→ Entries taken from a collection
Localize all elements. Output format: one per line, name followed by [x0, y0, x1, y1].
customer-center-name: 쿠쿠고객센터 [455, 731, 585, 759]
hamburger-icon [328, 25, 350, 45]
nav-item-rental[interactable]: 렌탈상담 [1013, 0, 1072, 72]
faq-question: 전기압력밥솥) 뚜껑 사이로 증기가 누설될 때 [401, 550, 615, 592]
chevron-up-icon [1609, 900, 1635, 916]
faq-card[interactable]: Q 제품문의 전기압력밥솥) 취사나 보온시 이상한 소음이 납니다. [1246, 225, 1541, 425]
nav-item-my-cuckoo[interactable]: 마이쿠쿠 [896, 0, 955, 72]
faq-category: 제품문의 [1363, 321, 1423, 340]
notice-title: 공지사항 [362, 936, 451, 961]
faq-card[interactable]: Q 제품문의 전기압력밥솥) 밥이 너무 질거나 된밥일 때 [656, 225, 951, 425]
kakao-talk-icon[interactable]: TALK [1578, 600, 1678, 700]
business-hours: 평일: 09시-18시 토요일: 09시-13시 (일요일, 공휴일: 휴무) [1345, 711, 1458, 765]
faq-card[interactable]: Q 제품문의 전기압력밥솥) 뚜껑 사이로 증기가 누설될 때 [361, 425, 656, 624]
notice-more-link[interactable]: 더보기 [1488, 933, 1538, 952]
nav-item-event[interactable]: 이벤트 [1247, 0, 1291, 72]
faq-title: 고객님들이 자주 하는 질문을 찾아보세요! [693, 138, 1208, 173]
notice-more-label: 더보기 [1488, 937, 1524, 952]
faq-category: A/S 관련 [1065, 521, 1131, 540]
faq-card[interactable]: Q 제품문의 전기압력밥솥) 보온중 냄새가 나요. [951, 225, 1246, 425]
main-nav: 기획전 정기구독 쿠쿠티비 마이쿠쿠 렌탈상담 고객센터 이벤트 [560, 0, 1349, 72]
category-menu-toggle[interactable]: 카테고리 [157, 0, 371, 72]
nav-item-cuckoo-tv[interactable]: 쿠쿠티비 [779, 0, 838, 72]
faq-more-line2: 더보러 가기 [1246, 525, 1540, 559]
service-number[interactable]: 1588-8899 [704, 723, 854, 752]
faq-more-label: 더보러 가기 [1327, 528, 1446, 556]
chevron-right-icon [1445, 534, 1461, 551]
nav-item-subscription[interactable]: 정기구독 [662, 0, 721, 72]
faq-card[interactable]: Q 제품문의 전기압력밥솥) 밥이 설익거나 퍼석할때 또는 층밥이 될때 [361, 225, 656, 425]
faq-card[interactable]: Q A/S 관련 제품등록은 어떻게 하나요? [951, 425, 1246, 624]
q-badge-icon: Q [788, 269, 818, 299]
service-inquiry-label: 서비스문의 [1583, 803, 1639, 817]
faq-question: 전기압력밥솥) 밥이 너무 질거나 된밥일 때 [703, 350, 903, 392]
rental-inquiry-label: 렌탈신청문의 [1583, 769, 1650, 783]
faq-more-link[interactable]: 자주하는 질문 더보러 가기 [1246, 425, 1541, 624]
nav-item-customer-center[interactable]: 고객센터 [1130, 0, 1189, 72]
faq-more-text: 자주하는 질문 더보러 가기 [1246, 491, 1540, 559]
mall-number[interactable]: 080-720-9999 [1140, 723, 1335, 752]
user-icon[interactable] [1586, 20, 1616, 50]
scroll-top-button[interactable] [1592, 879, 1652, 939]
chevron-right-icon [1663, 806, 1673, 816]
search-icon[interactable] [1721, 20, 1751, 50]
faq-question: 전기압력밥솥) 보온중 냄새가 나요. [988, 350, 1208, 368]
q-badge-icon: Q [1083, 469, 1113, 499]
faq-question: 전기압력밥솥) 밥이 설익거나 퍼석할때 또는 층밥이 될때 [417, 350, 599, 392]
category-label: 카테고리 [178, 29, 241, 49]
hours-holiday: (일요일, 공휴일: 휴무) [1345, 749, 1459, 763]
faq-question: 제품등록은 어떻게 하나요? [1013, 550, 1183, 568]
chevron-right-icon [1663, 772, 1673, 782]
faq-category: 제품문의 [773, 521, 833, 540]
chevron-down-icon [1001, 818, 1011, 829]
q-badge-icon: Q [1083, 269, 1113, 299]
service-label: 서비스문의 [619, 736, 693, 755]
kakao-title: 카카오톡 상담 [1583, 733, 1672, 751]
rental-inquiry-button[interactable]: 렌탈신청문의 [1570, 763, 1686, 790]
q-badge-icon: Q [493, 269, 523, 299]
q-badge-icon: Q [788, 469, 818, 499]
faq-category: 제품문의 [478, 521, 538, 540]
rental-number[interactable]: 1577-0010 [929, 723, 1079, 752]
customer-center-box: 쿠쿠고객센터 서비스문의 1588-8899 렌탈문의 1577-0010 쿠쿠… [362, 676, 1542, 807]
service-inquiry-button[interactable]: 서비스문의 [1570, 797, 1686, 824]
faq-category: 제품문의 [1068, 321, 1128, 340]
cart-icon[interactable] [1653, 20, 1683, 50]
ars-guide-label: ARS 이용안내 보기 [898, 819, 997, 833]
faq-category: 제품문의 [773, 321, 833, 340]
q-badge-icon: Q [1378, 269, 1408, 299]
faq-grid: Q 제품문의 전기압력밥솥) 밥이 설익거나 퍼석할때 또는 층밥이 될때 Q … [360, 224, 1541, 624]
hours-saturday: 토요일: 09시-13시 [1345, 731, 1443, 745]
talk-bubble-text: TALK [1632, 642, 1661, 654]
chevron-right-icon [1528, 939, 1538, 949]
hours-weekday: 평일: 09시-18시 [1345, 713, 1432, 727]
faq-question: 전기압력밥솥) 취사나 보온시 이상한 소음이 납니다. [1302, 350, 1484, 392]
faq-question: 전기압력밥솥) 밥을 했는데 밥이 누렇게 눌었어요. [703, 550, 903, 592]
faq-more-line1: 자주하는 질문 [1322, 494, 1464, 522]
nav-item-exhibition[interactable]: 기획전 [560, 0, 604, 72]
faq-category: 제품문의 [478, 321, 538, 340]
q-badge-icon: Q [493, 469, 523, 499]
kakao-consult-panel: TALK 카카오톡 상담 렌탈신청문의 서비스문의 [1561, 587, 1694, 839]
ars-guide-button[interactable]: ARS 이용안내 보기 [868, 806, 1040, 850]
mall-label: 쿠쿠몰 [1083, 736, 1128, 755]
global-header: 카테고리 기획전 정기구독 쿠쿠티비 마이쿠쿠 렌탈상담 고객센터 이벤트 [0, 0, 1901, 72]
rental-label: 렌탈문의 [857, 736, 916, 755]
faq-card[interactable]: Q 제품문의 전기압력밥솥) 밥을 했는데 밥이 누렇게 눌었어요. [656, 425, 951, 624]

→ TASK BRIEF
Could you recast the lines above as a Markdown table with the columns "Row" and "Line", numbering each row and leaving out any blank lines?

→ FINISHED EXERCISE
| Row | Line |
|---|---|
| 1 | Localize all elements. Output format: one per line, name followed by [x0, y0, x1, y1]. |
| 2 | customer-center-name: 쿠쿠고객센터 [455, 731, 585, 759] |
| 3 | hamburger-icon [328, 25, 350, 45] |
| 4 | nav-item-rental[interactable]: 렌탈상담 [1013, 0, 1072, 72] |
| 5 | faq-question: 전기압력밥솥) 뚜껑 사이로 증기가 누설될 때 [401, 550, 615, 592] |
| 6 | chevron-up-icon [1609, 900, 1635, 916] |
| 7 | faq-card[interactable]: Q 제품문의 전기압력밥솥) 취사나 보온시 이상한 소음이 납니다. [1246, 225, 1541, 425] |
| 8 | nav-item-my-cuckoo[interactable]: 마이쿠쿠 [896, 0, 955, 72] |
| 9 | faq-category: 제품문의 [1363, 321, 1423, 340] |
| 10 | notice-title: 공지사항 [362, 936, 451, 961] |
| 11 | faq-card[interactable]: Q 제품문의 전기압력밥솥) 밥이 너무 질거나 된밥일 때 [656, 225, 951, 425] |
| 12 | kakao-talk-icon[interactable]: TALK [1578, 600, 1678, 700] |
| 13 | business-hours: 평일: 09시-18시 토요일: 09시-13시 (일요일, 공휴일: 휴무) [1345, 711, 1458, 765] |
| 14 | faq-card[interactable]: Q 제품문의 전기압력밥솥) 뚜껑 사이로 증기가 누설될 때 [361, 425, 656, 624] |
| 15 | notice-more-link[interactable]: 더보기 [1488, 933, 1538, 952] |
| 16 | nav-item-event[interactable]: 이벤트 [1247, 0, 1291, 72] |
| 17 | faq-title: 고객님들이 자주 하는 질문을 찾아보세요! [693, 138, 1208, 173] |
| 18 | notice-more-label: 더보기 [1488, 937, 1524, 952] |
| 19 | faq-category: A/S 관련 [1065, 521, 1131, 540] |
| 20 | faq-card[interactable]: Q 제품문의 전기압력밥솥) 보온중 냄새가 나요. [951, 225, 1246, 425] |
| 21 | main-nav: 기획전 정기구독 쿠쿠티비 마이쿠쿠 렌탈상담 고객센터 이벤트 [560, 0, 1349, 72] |
| 22 | category-menu-toggle[interactable]: 카테고리 [157, 0, 371, 72] |
| 23 | nav-item-cuckoo-tv[interactable]: 쿠쿠티비 [779, 0, 838, 72] |
| 24 | faq-more-line2: 더보러 가기 [1246, 525, 1540, 559] |
| 25 | service-number[interactable]: 1588-8899 [704, 723, 854, 752] |
| 26 | faq-more-label: 더보러 가기 [1327, 528, 1446, 556] |
| 27 | chevron-right-icon [1445, 534, 1461, 551] |
| 28 | nav-item-subscription[interactable]: 정기구독 [662, 0, 721, 72] |
| 29 | faq-card[interactable]: Q 제품문의 전기압력밥솥) 밥이 설익거나 퍼석할때 또는 층밥이 될때 [361, 225, 656, 425] |
| 30 | faq-card[interactable]: Q A/S 관련 제품등록은 어떻게 하나요? [951, 425, 1246, 624] |
| 31 | q-badge-icon: Q [788, 269, 818, 299] |
| 32 | service-inquiry-label: 서비스문의 [1583, 803, 1639, 817] |
| 33 | faq-question: 전기압력밥솥) 밥이 너무 질거나 된밥일 때 [703, 350, 903, 392] |
| 34 | rental-inquiry-label: 렌탈신청문의 [1583, 769, 1650, 783] |
| 35 | faq-more-link[interactable]: 자주하는 질문 더보러 가기 [1246, 425, 1541, 624] |
| 36 | nav-item-customer-center[interactable]: 고객센터 [1130, 0, 1189, 72] |
| 37 | faq-more-text: 자주하는 질문 더보러 가기 [1246, 491, 1540, 559] |
| 38 | mall-number[interactable]: 080-720-9999 [1140, 723, 1335, 752] |
| 39 | user-icon[interactable] [1586, 20, 1616, 50] |
| 40 | scroll-top-button[interactable] [1592, 879, 1652, 939] |
| 41 | chevron-right-icon [1663, 806, 1673, 816] |
| 42 | search-icon[interactable] [1721, 20, 1751, 50] |
| 43 | faq-question: 전기압력밥솥) 보온중 냄새가 나요. [988, 350, 1208, 368] |
| 44 | q-badge-icon: Q [1083, 469, 1113, 499] |
| 45 | faq-question: 전기압력밥솥) 밥이 설익거나 퍼석할때 또는 층밥이 될때 [417, 350, 599, 392] |
| 46 | category-label: 카테고리 [178, 29, 241, 49] |
| 47 | hours-holiday: (일요일, 공휴일: 휴무) [1345, 749, 1459, 763] |
| 48 | faq-question: 제품등록은 어떻게 하나요? [1013, 550, 1183, 568] |
| 49 | chevron-right-icon [1663, 772, 1673, 782] |
| 50 | faq-category: 제품문의 [773, 521, 833, 540] |
| 51 | chevron-down-icon [1001, 818, 1011, 829] |
| 52 | q-badge-icon: Q [1083, 269, 1113, 299] |
| 53 | service-label: 서비스문의 [619, 736, 693, 755] |
| 54 | kakao-title: 카카오톡 상담 [1583, 733, 1672, 751] |
| 55 | rental-inquiry-button[interactable]: 렌탈신청문의 [1570, 763, 1686, 790] |
| 56 | q-badge-icon: Q [493, 269, 523, 299] |
| 57 | q-badge-icon: Q [788, 469, 818, 499] |
| 58 | faq-category: 제품문의 [478, 521, 538, 540] |
| 59 | rental-number[interactable]: 1577-0010 [929, 723, 1079, 752] |
| 60 | customer-center-box: 쿠쿠고객센터 서비스문의 1588-8899 렌탈문의 1577-0010 쿠쿠… [362, 676, 1542, 807] |
| 61 | service-inquiry-button[interactable]: 서비스문의 [1570, 797, 1686, 824] |
| 62 | faq-category: 제품문의 [1068, 321, 1128, 340] |
| 63 | cart-icon[interactable] [1653, 20, 1683, 50] |
| 64 | ars-guide-label: ARS 이용안내 보기 [898, 819, 997, 833] |
| 65 | faq-category: 제품문의 [773, 321, 833, 340] |
| 66 | q-badge-icon: Q [1378, 269, 1408, 299] |
| 67 | faq-grid: Q 제품문의 전기압력밥솥) 밥이 설익거나 퍼석할때 또는 층밥이 될때 Q … [360, 224, 1541, 624] |
| 68 | hours-saturday: 토요일: 09시-13시 [1345, 731, 1443, 745] |
| 69 | talk-bubble-text: TALK [1632, 642, 1661, 654] |
| 70 | chevron-right-icon [1528, 939, 1538, 949] |
| 71 | hours-weekday: 평일: 09시-18시 [1345, 713, 1432, 727] |
| 72 | faq-question: 전기압력밥솥) 취사나 보온시 이상한 소음이 납니다. [1302, 350, 1484, 392] |
| 73 | faq-question: 전기압력밥솥) 밥을 했는데 밥이 누렇게 눌었어요. [703, 550, 903, 592] |
| 74 | faq-more-line1: 자주하는 질문 [1322, 494, 1464, 522] |
| 75 | nav-item-exhibition[interactable]: 기획전 [560, 0, 604, 72] |
| 76 | faq-category: 제품문의 [478, 321, 538, 340] |
| 77 | q-badge-icon: Q [493, 469, 523, 499] |
| 78 | kakao-consult-panel: TALK 카카오톡 상담 렌탈신청문의 서비스문의 [1561, 587, 1694, 839] |
| 79 | ars-guide-button[interactable]: ARS 이용안내 보기 [868, 806, 1040, 850] |
| 80 | mall-label: 쿠쿠몰 [1083, 736, 1128, 755] |
| 81 | global-header: 카테고리 기획전 정기구독 쿠쿠티비 마이쿠쿠 렌탈상담 고객센터 이벤트 [0, 0, 1901, 72] |
| 82 | rental-label: 렌탈문의 [857, 736, 916, 755] |
| 83 | faq-card[interactable]: Q 제품문의 전기압력밥솥) 밥을 했는데 밥이 누렇게 눌었어요. [656, 425, 951, 624] |